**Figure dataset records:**
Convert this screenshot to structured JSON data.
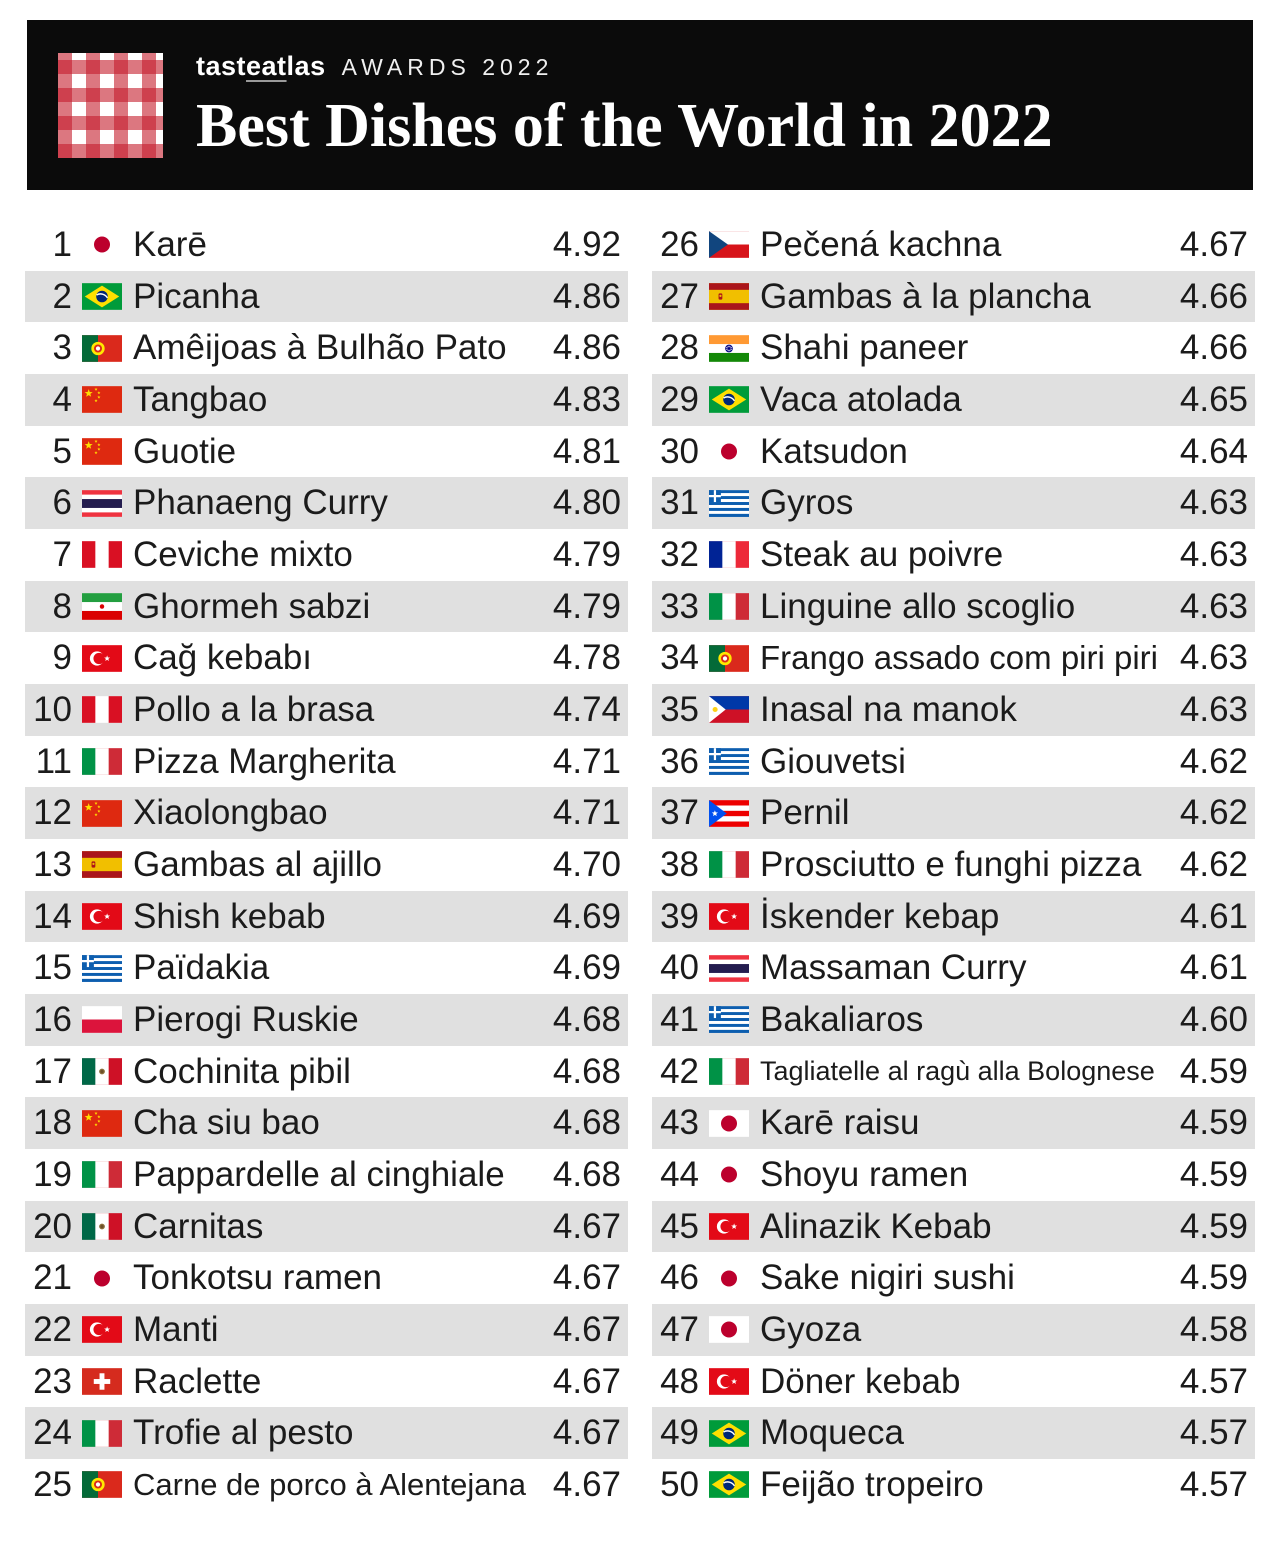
{
  "header": {
    "brand_pre": "tast",
    "brand_underline": "eat",
    "brand_post": "las",
    "awards": "AWARDS 2022",
    "title": "Best Dishes of the World in 2022"
  },
  "colors": {
    "header_bg": "#0b0b0b",
    "row_alt": "#e0e0e0",
    "gingham_red": "#c51c2c",
    "text": "#1b1b1b"
  },
  "list": {
    "items": [
      {
        "rank": 1,
        "country": "japan",
        "code": "jp",
        "dish": "Karē",
        "rating": "4.92"
      },
      {
        "rank": 2,
        "country": "brazil",
        "code": "br",
        "dish": "Picanha",
        "rating": "4.86"
      },
      {
        "rank": 3,
        "country": "portugal",
        "code": "pt",
        "dish": "Amêijoas à Bulhão Pato",
        "rating": "4.86"
      },
      {
        "rank": 4,
        "country": "china",
        "code": "cn",
        "dish": "Tangbao",
        "rating": "4.83"
      },
      {
        "rank": 5,
        "country": "china",
        "code": "cn",
        "dish": "Guotie",
        "rating": "4.81"
      },
      {
        "rank": 6,
        "country": "thailand",
        "code": "th",
        "dish": "Phanaeng Curry",
        "rating": "4.80"
      },
      {
        "rank": 7,
        "country": "peru",
        "code": "pe",
        "dish": "Ceviche mixto",
        "rating": "4.79"
      },
      {
        "rank": 8,
        "country": "iran",
        "code": "ir",
        "dish": "Ghormeh sabzi",
        "rating": "4.79"
      },
      {
        "rank": 9,
        "country": "turkey",
        "code": "tr",
        "dish": "Cağ kebabı",
        "rating": "4.78"
      },
      {
        "rank": 10,
        "country": "peru",
        "code": "pe",
        "dish": "Pollo a la brasa",
        "rating": "4.74"
      },
      {
        "rank": 11,
        "country": "italy",
        "code": "it",
        "dish": "Pizza Margherita",
        "rating": "4.71"
      },
      {
        "rank": 12,
        "country": "china",
        "code": "cn",
        "dish": "Xiaolongbao",
        "rating": "4.71"
      },
      {
        "rank": 13,
        "country": "spain",
        "code": "es",
        "dish": "Gambas al ajillo",
        "rating": "4.70"
      },
      {
        "rank": 14,
        "country": "turkey",
        "code": "tr",
        "dish": "Shish kebab",
        "rating": "4.69"
      },
      {
        "rank": 15,
        "country": "greece",
        "code": "gr",
        "dish": "Païdakia",
        "rating": "4.69"
      },
      {
        "rank": 16,
        "country": "poland",
        "code": "pl",
        "dish": "Pierogi Ruskie",
        "rating": "4.68"
      },
      {
        "rank": 17,
        "country": "mexico",
        "code": "mx",
        "dish": "Cochinita pibil",
        "rating": "4.68"
      },
      {
        "rank": 18,
        "country": "china",
        "code": "cn",
        "dish": "Cha siu bao",
        "rating": "4.68"
      },
      {
        "rank": 19,
        "country": "italy",
        "code": "it",
        "dish": "Pappardelle al cinghiale",
        "rating": "4.68"
      },
      {
        "rank": 20,
        "country": "mexico",
        "code": "mx",
        "dish": "Carnitas",
        "rating": "4.67"
      },
      {
        "rank": 21,
        "country": "japan",
        "code": "jp",
        "dish": "Tonkotsu ramen",
        "rating": "4.67"
      },
      {
        "rank": 22,
        "country": "turkey",
        "code": "tr",
        "dish": "Manti",
        "rating": "4.67"
      },
      {
        "rank": 23,
        "country": "switzerland",
        "code": "ch",
        "dish": "Raclette",
        "rating": "4.67"
      },
      {
        "rank": 24,
        "country": "italy",
        "code": "it",
        "dish": "Trofie al pesto",
        "rating": "4.67"
      },
      {
        "rank": 25,
        "country": "portugal",
        "code": "pt",
        "dish": "Carne de porco à Alentejana",
        "rating": "4.67"
      },
      {
        "rank": 26,
        "country": "czechia",
        "code": "cz",
        "dish": "Pečená kachna",
        "rating": "4.67"
      },
      {
        "rank": 27,
        "country": "spain",
        "code": "es",
        "dish": "Gambas à la plancha",
        "rating": "4.66"
      },
      {
        "rank": 28,
        "country": "india",
        "code": "in",
        "dish": "Shahi paneer",
        "rating": "4.66"
      },
      {
        "rank": 29,
        "country": "brazil",
        "code": "br",
        "dish": "Vaca atolada",
        "rating": "4.65"
      },
      {
        "rank": 30,
        "country": "japan",
        "code": "jp",
        "dish": "Katsudon",
        "rating": "4.64"
      },
      {
        "rank": 31,
        "country": "greece",
        "code": "gr",
        "dish": "Gyros",
        "rating": "4.63"
      },
      {
        "rank": 32,
        "country": "france",
        "code": "fr",
        "dish": "Steak au poivre",
        "rating": "4.63"
      },
      {
        "rank": 33,
        "country": "italy",
        "code": "it",
        "dish": "Linguine allo scoglio",
        "rating": "4.63"
      },
      {
        "rank": 34,
        "country": "portugal",
        "code": "pt",
        "dish": "Frango assado com piri piri",
        "rating": "4.63"
      },
      {
        "rank": 35,
        "country": "philippines",
        "code": "ph",
        "dish": "Inasal na manok",
        "rating": "4.63"
      },
      {
        "rank": 36,
        "country": "greece",
        "code": "gr",
        "dish": "Giouvetsi",
        "rating": "4.62"
      },
      {
        "rank": 37,
        "country": "puerto-rico",
        "code": "pr",
        "dish": "Pernil",
        "rating": "4.62"
      },
      {
        "rank": 38,
        "country": "italy",
        "code": "it",
        "dish": "Prosciutto e funghi pizza",
        "rating": "4.62"
      },
      {
        "rank": 39,
        "country": "turkey",
        "code": "tr",
        "dish": "İskender kebap",
        "rating": "4.61"
      },
      {
        "rank": 40,
        "country": "thailand",
        "code": "th",
        "dish": "Massaman Curry",
        "rating": "4.61"
      },
      {
        "rank": 41,
        "country": "greece",
        "code": "gr",
        "dish": "Bakaliaros",
        "rating": "4.60"
      },
      {
        "rank": 42,
        "country": "italy",
        "code": "it",
        "dish": "Tagliatelle al ragù alla Bolognese",
        "rating": "4.59"
      },
      {
        "rank": 43,
        "country": "japan",
        "code": "jp",
        "dish": "Karē raisu",
        "rating": "4.59"
      },
      {
        "rank": 44,
        "country": "japan",
        "code": "jp",
        "dish": "Shoyu ramen",
        "rating": "4.59"
      },
      {
        "rank": 45,
        "country": "turkey",
        "code": "tr",
        "dish": "Alinazik Kebab",
        "rating": "4.59"
      },
      {
        "rank": 46,
        "country": "japan",
        "code": "jp",
        "dish": "Sake nigiri sushi",
        "rating": "4.59"
      },
      {
        "rank": 47,
        "country": "japan",
        "code": "jp",
        "dish": "Gyoza",
        "rating": "4.58"
      },
      {
        "rank": 48,
        "country": "turkey",
        "code": "tr",
        "dish": "Döner kebab",
        "rating": "4.57"
      },
      {
        "rank": 49,
        "country": "brazil",
        "code": "br",
        "dish": "Moqueca",
        "rating": "4.57"
      },
      {
        "rank": 50,
        "country": "brazil",
        "code": "br",
        "dish": "Feijão tropeiro",
        "rating": "4.57"
      }
    ]
  }
}
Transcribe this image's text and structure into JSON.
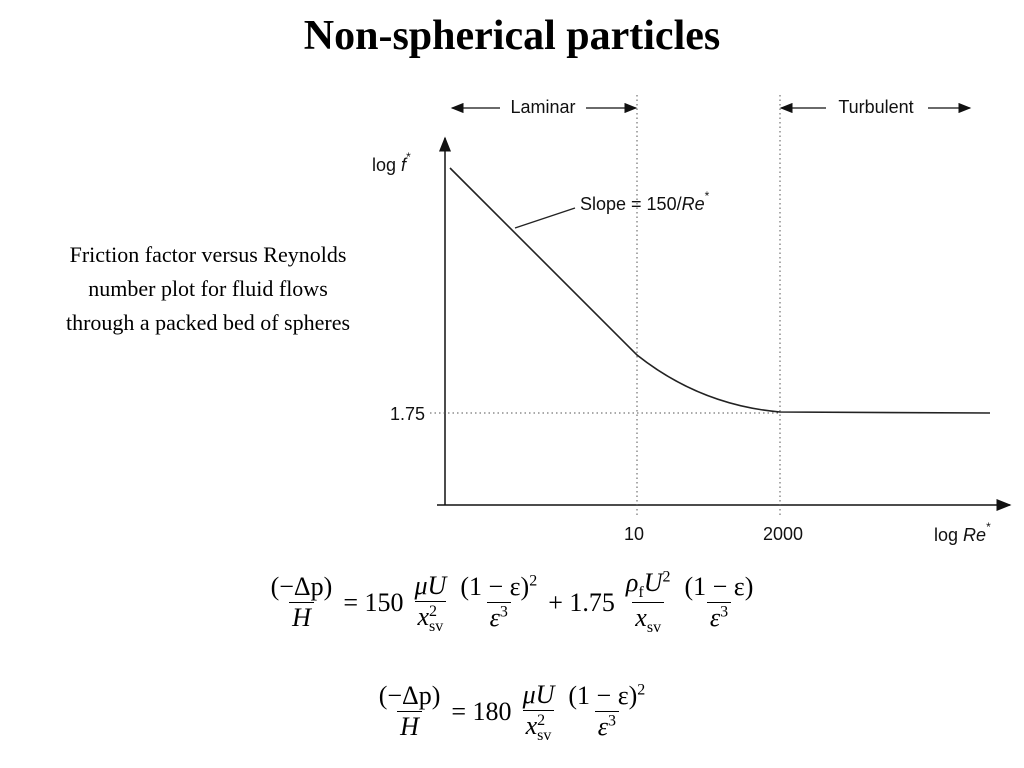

**INSTRUCTION:** Using the records above, output their complete text exactly, minus any images.

**ANSWER IN FULL:**
Convert this screenshot to structured JSON data.
{
  "header": {
    "brand_pre": "tast",
    "brand_underline": "eat",
    "brand_post": "las",
    "awards": "AWARDS 2022",
    "title": "Best Dishes of the World in 2022"
  },
  "colors": {
    "header_bg": "#0b0b0b",
    "row_alt": "#e0e0e0",
    "gingham_red": "#c51c2c",
    "text": "#1b1b1b"
  },
  "list": {
    "items": [
      {
        "rank": 1,
        "country": "japan",
        "code": "jp",
        "dish": "Karē",
        "rating": "4.92"
      },
      {
        "rank": 2,
        "country": "brazil",
        "code": "br",
        "dish": "Picanha",
        "rating": "4.86"
      },
      {
        "rank": 3,
        "country": "portugal",
        "code": "pt",
        "dish": "Amêijoas à Bulhão Pato",
        "rating": "4.86"
      },
      {
        "rank": 4,
        "country": "china",
        "code": "cn",
        "dish": "Tangbao",
        "rating": "4.83"
      },
      {
        "rank": 5,
        "country": "china",
        "code": "cn",
        "dish": "Guotie",
        "rating": "4.81"
      },
      {
        "rank": 6,
        "country": "thailand",
        "code": "th",
        "dish": "Phanaeng Curry",
        "rating": "4.80"
      },
      {
        "rank": 7,
        "country": "peru",
        "code": "pe",
        "dish": "Ceviche mixto",
        "rating": "4.79"
      },
      {
        "rank": 8,
        "country": "iran",
        "code": "ir",
        "dish": "Ghormeh sabzi",
        "rating": "4.79"
      },
      {
        "rank": 9,
        "country": "turkey",
        "code": "tr",
        "dish": "Cağ kebabı",
        "rating": "4.78"
      },
      {
        "rank": 10,
        "country": "peru",
        "code": "pe",
        "dish": "Pollo a la brasa",
        "rating": "4.74"
      },
      {
        "rank": 11,
        "country": "italy",
        "code": "it",
        "dish": "Pizza Margherita",
        "rating": "4.71"
      },
      {
        "rank": 12,
        "country": "china",
        "code": "cn",
        "dish": "Xiaolongbao",
        "rating": "4.71"
      },
      {
        "rank": 13,
        "country": "spain",
        "code": "es",
        "dish": "Gambas al ajillo",
        "rating": "4.70"
      },
      {
        "rank": 14,
        "country": "turkey",
        "code": "tr",
        "dish": "Shish kebab",
        "rating": "4.69"
      },
      {
        "rank": 15,
        "country": "greece",
        "code": "gr",
        "dish": "Païdakia",
        "rating": "4.69"
      },
      {
        "rank": 16,
        "country": "poland",
        "code": "pl",
        "dish": "Pierogi Ruskie",
        "rating": "4.68"
      },
      {
        "rank": 17,
        "country": "mexico",
        "code": "mx",
        "dish": "Cochinita pibil",
        "rating": "4.68"
      },
      {
        "rank": 18,
        "country": "china",
        "code": "cn",
        "dish": "Cha siu bao",
        "rating": "4.68"
      },
      {
        "rank": 19,
        "country": "italy",
        "code": "it",
        "dish": "Pappardelle al cinghiale",
        "rating": "4.68"
      },
      {
        "rank": 20,
        "country": "mexico",
        "code": "mx",
        "dish": "Carnitas",
        "rating": "4.67"
      },
      {
        "rank": 21,
        "country": "japan",
        "code": "jp",
        "dish": "Tonkotsu ramen",
        "rating": "4.67"
      },
      {
        "rank": 22,
        "country": "turkey",
        "code": "tr",
        "dish": "Manti",
        "rating": "4.67"
      },
      {
        "rank": 23,
        "country": "switzerland",
        "code": "ch",
        "dish": "Raclette",
        "rating": "4.67"
      },
      {
        "rank": 24,
        "country": "italy",
        "code": "it",
        "dish": "Trofie al pesto",
        "rating": "4.67"
      },
      {
        "rank": 25,
        "country": "portugal",
        "code": "pt",
        "dish": "Carne de porco à Alentejana",
        "rating": "4.67"
      },
      {
        "rank": 26,
        "country": "czechia",
        "code": "cz",
        "dish": "Pečená kachna",
        "rating": "4.67"
      },
      {
        "rank": 27,
        "country": "spain",
        "code": "es",
        "dish": "Gambas à la plancha",
        "rating": "4.66"
      },
      {
        "rank": 28,
        "country": "india",
        "code": "in",
        "dish": "Shahi paneer",
        "rating": "4.66"
      },
      {
        "rank": 29,
        "country": "brazil",
        "code": "br",
        "dish": "Vaca atolada",
        "rating": "4.65"
      },
      {
        "rank": 30,
        "country": "japan",
        "code": "jp",
        "dish": "Katsudon",
        "rating": "4.64"
      },
      {
        "rank": 31,
        "country": "greece",
        "code": "gr",
        "dish": "Gyros",
        "rating": "4.63"
      },
      {
        "rank": 32,
        "country": "france",
        "code": "fr",
        "dish": "Steak au poivre",
        "rating": "4.63"
      },
      {
        "rank": 33,
        "country": "italy",
        "code": "it",
        "dish": "Linguine allo scoglio",
        "rating": "4.63"
      },
      {
        "rank": 34,
        "country": "portugal",
        "code": "pt",
        "dish": "Frango assado com piri piri",
        "rating": "4.63"
      },
      {
        "rank": 35,
        "country": "philippines",
        "code": "ph",
        "dish": "Inasal na manok",
        "rating": "4.63"
      },
      {
        "rank": 36,
        "country": "greece",
        "code": "gr",
        "dish": "Giouvetsi",
        "rating": "4.62"
      },
      {
        "rank": 37,
        "country": "puerto-rico",
        "code": "pr",
        "dish": "Pernil",
        "rating": "4.62"
      },
      {
        "rank": 38,
        "country": "italy",
        "code": "it",
        "dish": "Prosciutto e funghi pizza",
        "rating": "4.62"
      },
      {
        "rank": 39,
        "country": "turkey",
        "code": "tr",
        "dish": "İskender kebap",
        "rating": "4.61"
      },
      {
        "rank": 40,
        "country": "thailand",
        "code": "th",
        "dish": "Massaman Curry",
        "rating": "4.61"
      },
      {
        "rank": 41,
        "country": "greece",
        "code": "gr",
        "dish": "Bakaliaros",
        "rating": "4.60"
      },
      {
        "rank": 42,
        "country": "italy",
        "code": "it",
        "dish": "Tagliatelle al ragù alla Bolognese",
        "rating": "4.59"
      },
      {
        "rank": 43,
        "country": "japan",
        "code": "jp",
        "dish": "Karē raisu",
        "rating": "4.59"
      },
      {
        "rank": 44,
        "country": "japan",
        "code": "jp",
        "dish": "Shoyu ramen",
        "rating": "4.59"
      },
      {
        "rank": 45,
        "country": "turkey",
        "code": "tr",
        "dish": "Alinazik Kebab",
        "rating": "4.59"
      },
      {
        "rank": 46,
        "country": "japan",
        "code": "jp",
        "dish": "Sake nigiri sushi",
        "rating": "4.59"
      },
      {
        "rank": 47,
        "country": "japan",
        "code": "jp",
        "dish": "Gyoza",
        "rating": "4.58"
      },
      {
        "rank": 48,
        "country": "turkey",
        "code": "tr",
        "dish": "Döner kebab",
        "rating": "4.57"
      },
      {
        "rank": 49,
        "country": "brazil",
        "code": "br",
        "dish": "Moqueca",
        "rating": "4.57"
      },
      {
        "rank": 50,
        "country": "brazil",
        "code": "br",
        "dish": "Feijão tropeiro",
        "rating": "4.57"
      }
    ]
  }
}
Transcribe this image's text and structure into JSON.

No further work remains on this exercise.